[Problem to work on]: Without the pictures, give the entries below again exactly as written.
=== Extracted data ===
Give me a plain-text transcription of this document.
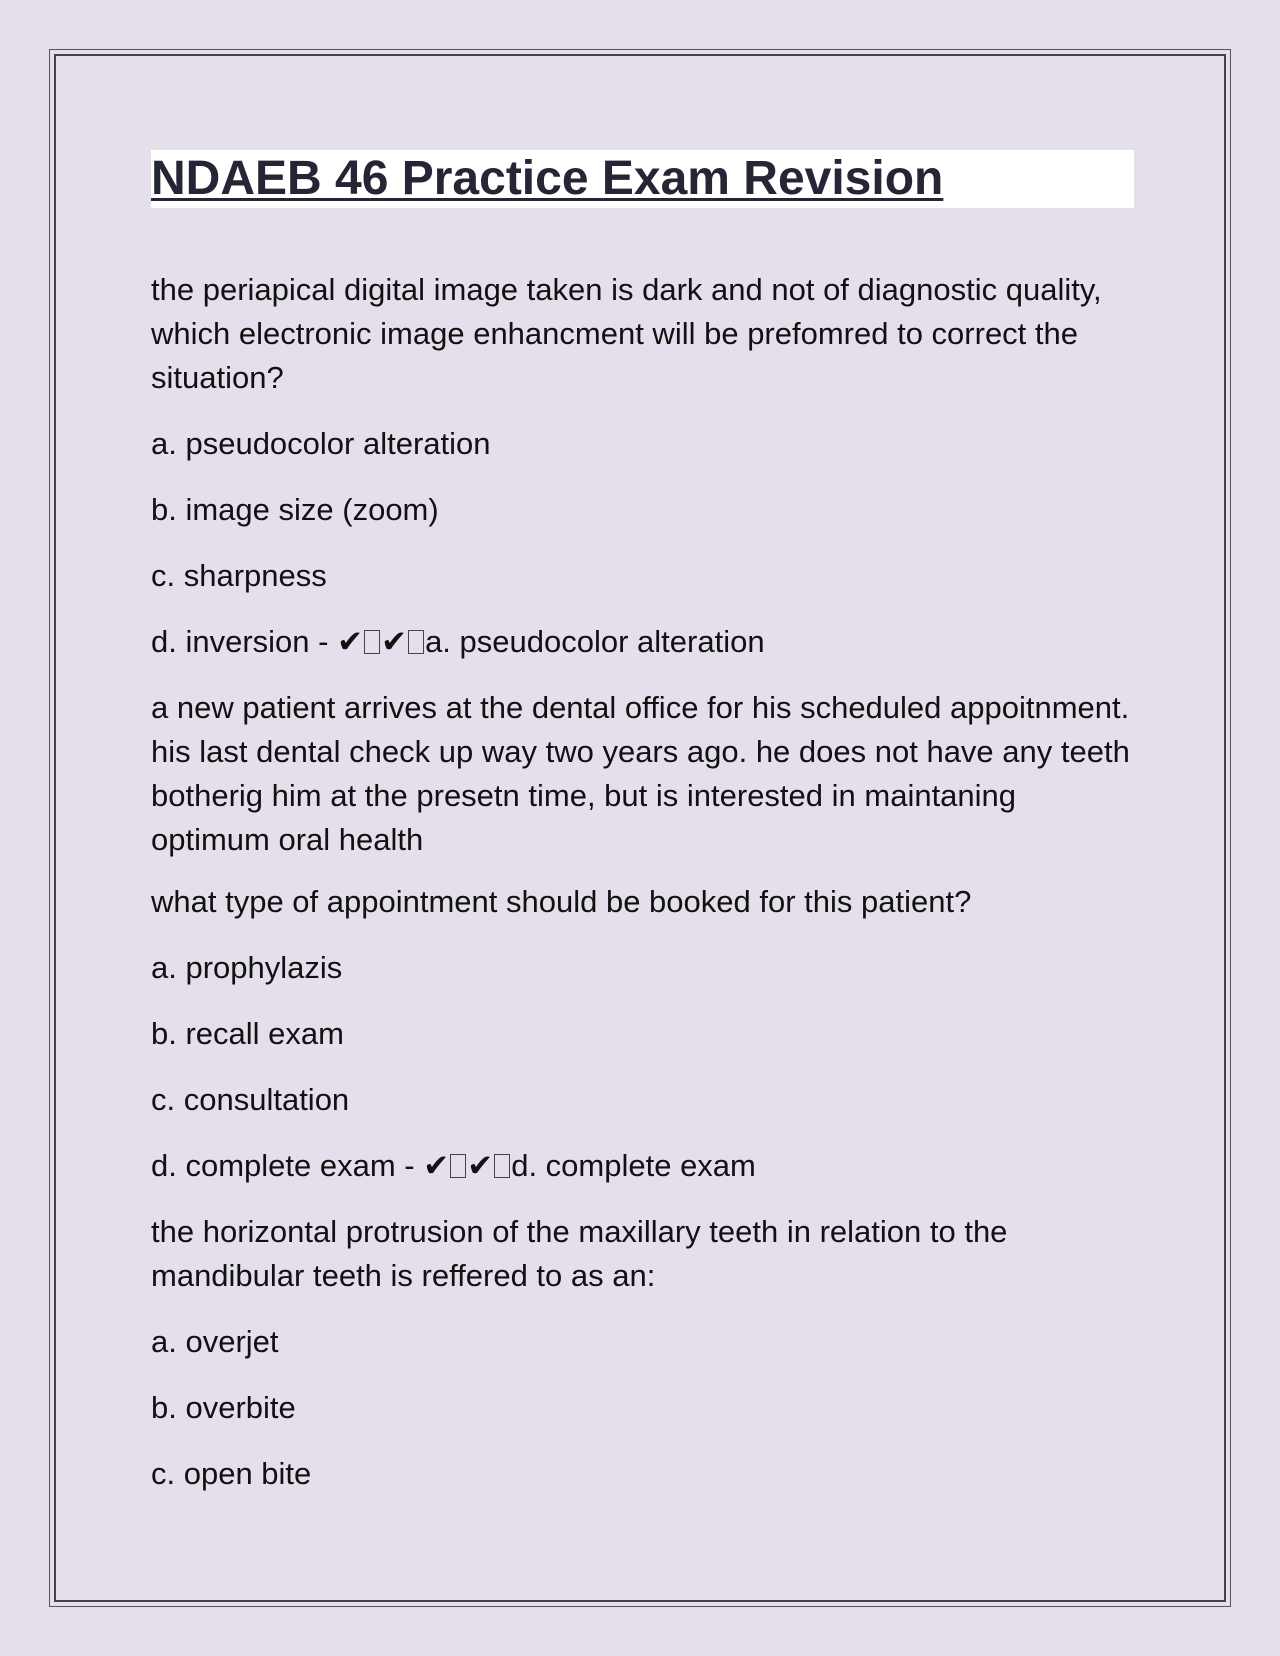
NDAEB 46 Practice Exam Revision

the periapical digital image taken is dark and not of diagnostic quality, which electronic image enhancment will be prefomred to correct the situation?

a. pseudocolor alteration

b. image size (zoom)

c. sharpness

d. inversion - ✔ ✔ a. pseudocolor alteration

a new patient arrives at the dental office for his scheduled appoitnment. his last dental check up way two years ago. he does not have any teeth botherig him at the presetn time, but is interested in maintaning optimum oral health

what type of appointment should be booked for this patient?

a. prophylazis

b. recall exam

c. consultation

d. complete exam - ✔ ✔ d. complete exam

the horizontal protrusion of the maxillary teeth in relation to the mandibular teeth is reffered to as an:

a. overjet

b. overbite

c. open bite
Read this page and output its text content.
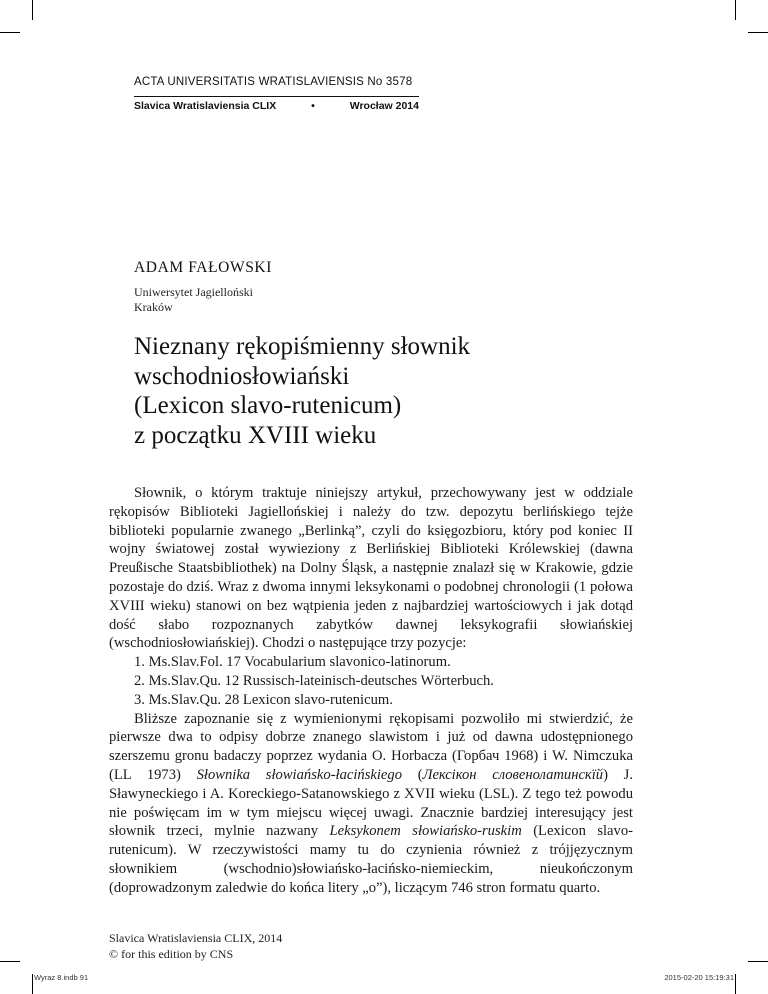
ACTA UNIVERSITATIS WRATISLAVIENSIS No 3578
Slavica Wratislaviensia CLIX	•	Wrocław 2014
ADAM FAŁOWSKI
Uniwersytet Jagielloński
Kraków
Nieznany rękopiśmienny słownik
wschodniosłowiański
(Lexicon slavo-rutenicum)
z początku XVIII wieku

Słownik, o którym traktuje niniejszy artykuł, przechowywany jest w oddziale rękopisów Biblioteki Jagiellońskiej i należy do tzw. depozytu berlińskiego tejże biblioteki popularnie zwanego „Berlinką”, czyli do księgozbioru, który pod koniec II wojny światowej został wywieziony z Berlińskiej Biblioteki Królewskiej (dawna Preußische Staatsbibliothek) na Dolny Śląsk, a następnie znalazł się w Krakowie, gdzie pozostaje do dziś. Wraz z dwoma innymi leksykonami o podobnej chronologii (1 połowa XVIII wieku) stanowi on bez wątpienia jeden z najbardziej wartościowych i jak dotąd dość słabo rozpoznanych zabytków dawnej leksykografii słowiańskiej (wschodniosłowiańskiej). Chodzi o następujące trzy pozycje:

1. Ms.Slav.Fol. 17 Vocabularium slavonico-latinorum.
2. Ms.Slav.Qu. 12 Russisch-lateinisch-deutsches Wörterbuch.
3. Ms.Slav.Qu. 28 Lexicon slavo-rutenicum.

Bliższe zapoznanie się z wymienionymi rękopisami pozwoliło mi stwierdzić, że pierwsze dwa to odpisy dobrze znanego slawistom i już od dawna udostępnionego szerszemu gronu badaczy poprzez wydania O. Horbacza (Горбач 1968) i W. Nimczuka (LL 1973) Słownika słowiańsko-łacińskiego (Лексікон словенолатинскїй) J. Sławyneckiego i A. Koreckiego-Satanowskiego z XVII wieku (LSL). Z tego też powodu nie poświęcam im w tym miejscu więcej uwagi. Znacznie bardziej interesujący jest słownik trzeci, mylnie nazwany Leksykonem słowiańsko-ruskim (Lexicon slavo-rutenicum). W rzeczywistości mamy tu do czynienia również z trójjęzycznym słownikiem (wschodnio)słowiańsko-łacińsko-niemieckim, nieukończonym (doprowadzonym zaledwie do końca litery „o”), liczącym 746 stron formatu quarto.

Slavica Wratislaviensia CLIX, 2014
© for this edition by CNS
Wyraz 8.indb 91	2015-02-20 15:19:31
===
[Task result]:
Give me a plain-text transcription of this document.
NDAEB 46 Practice Exam Revision

the periapical digital image taken is dark and not of diagnostic quality, which electronic image enhancment will be prefomred to correct the situation?

a. pseudocolor alteration

b. image size (zoom)

c. sharpness

d. inversion - ✔ ✔ a. pseudocolor alteration

a new patient arrives at the dental office for his scheduled appoitnment. his last dental check up way two years ago. he does not have any teeth botherig him at the presetn time, but is interested in maintaning optimum oral health

what type of appointment should be booked for this patient?

a. prophylazis

b. recall exam

c. consultation

d. complete exam - ✔ ✔ d. complete exam

the horizontal protrusion of the maxillary teeth in relation to the mandibular teeth is reffered to as an:

a. overjet

b. overbite

c. open bite
Read this page and output its text content.
ACTA UNIVERSITATIS WRATISLAVIENSIS No 3578
Slavica Wratislaviensia CLIX	•	Wrocław 2014
ADAM FAŁOWSKI
Uniwersytet Jagielloński
Kraków
Nieznany rękopiśmienny słownik
wschodniosłowiański
(Lexicon slavo-rutenicum)
z początku XVIII wieku

Słownik, o którym traktuje niniejszy artykuł, przechowywany jest w oddziale rękopisów Biblioteki Jagiellońskiej i należy do tzw. depozytu berlińskiego tejże biblioteki popularnie zwanego „Berlinką”, czyli do księgozbioru, który pod koniec II wojny światowej został wywieziony z Berlińskiej Biblioteki Królewskiej (dawna Preußische Staatsbibliothek) na Dolny Śląsk, a następnie znalazł się w Krakowie, gdzie pozostaje do dziś. Wraz z dwoma innymi leksykonami o podobnej chronologii (1 połowa XVIII wieku) stanowi on bez wątpienia jeden z najbardziej wartościowych i jak dotąd dość słabo rozpoznanych zabytków dawnej leksykografii słowiańskiej (wschodniosłowiańskiej). Chodzi o następujące trzy pozycje:

1. Ms.Slav.Fol. 17 Vocabularium slavonico-latinorum.
2. Ms.Slav.Qu. 12 Russisch-lateinisch-deutsches Wörterbuch.
3. Ms.Slav.Qu. 28 Lexicon slavo-rutenicum.

Bliższe zapoznanie się z wymienionymi rękopisami pozwoliło mi stwierdzić, że pierwsze dwa to odpisy dobrze znanego slawistom i już od dawna udostępnionego szerszemu gronu badaczy poprzez wydania O. Horbacza (Горбач 1968) i W. Nimczuka (LL 1973) Słownika słowiańsko-łacińskiego (Лексікон словенолатинскїй) J. Sławyneckiego i A. Koreckiego-Satanowskiego z XVII wieku (LSL). Z tego też powodu nie poświęcam im w tym miejscu więcej uwagi. Znacznie bardziej interesujący jest słownik trzeci, mylnie nazwany Leksykonem słowiańsko-ruskim (Lexicon slavo-rutenicum). W rzeczywistości mamy tu do czynienia również z trójjęzycznym słownikiem (wschodnio)słowiańsko-łacińsko-niemieckim, nieukończonym (doprowadzonym zaledwie do końca litery „o”), liczącym 746 stron formatu quarto.

Slavica Wratislaviensia CLIX, 2014
© for this edition by CNS
Wyraz 8.indb 91	2015-02-20 15:19:31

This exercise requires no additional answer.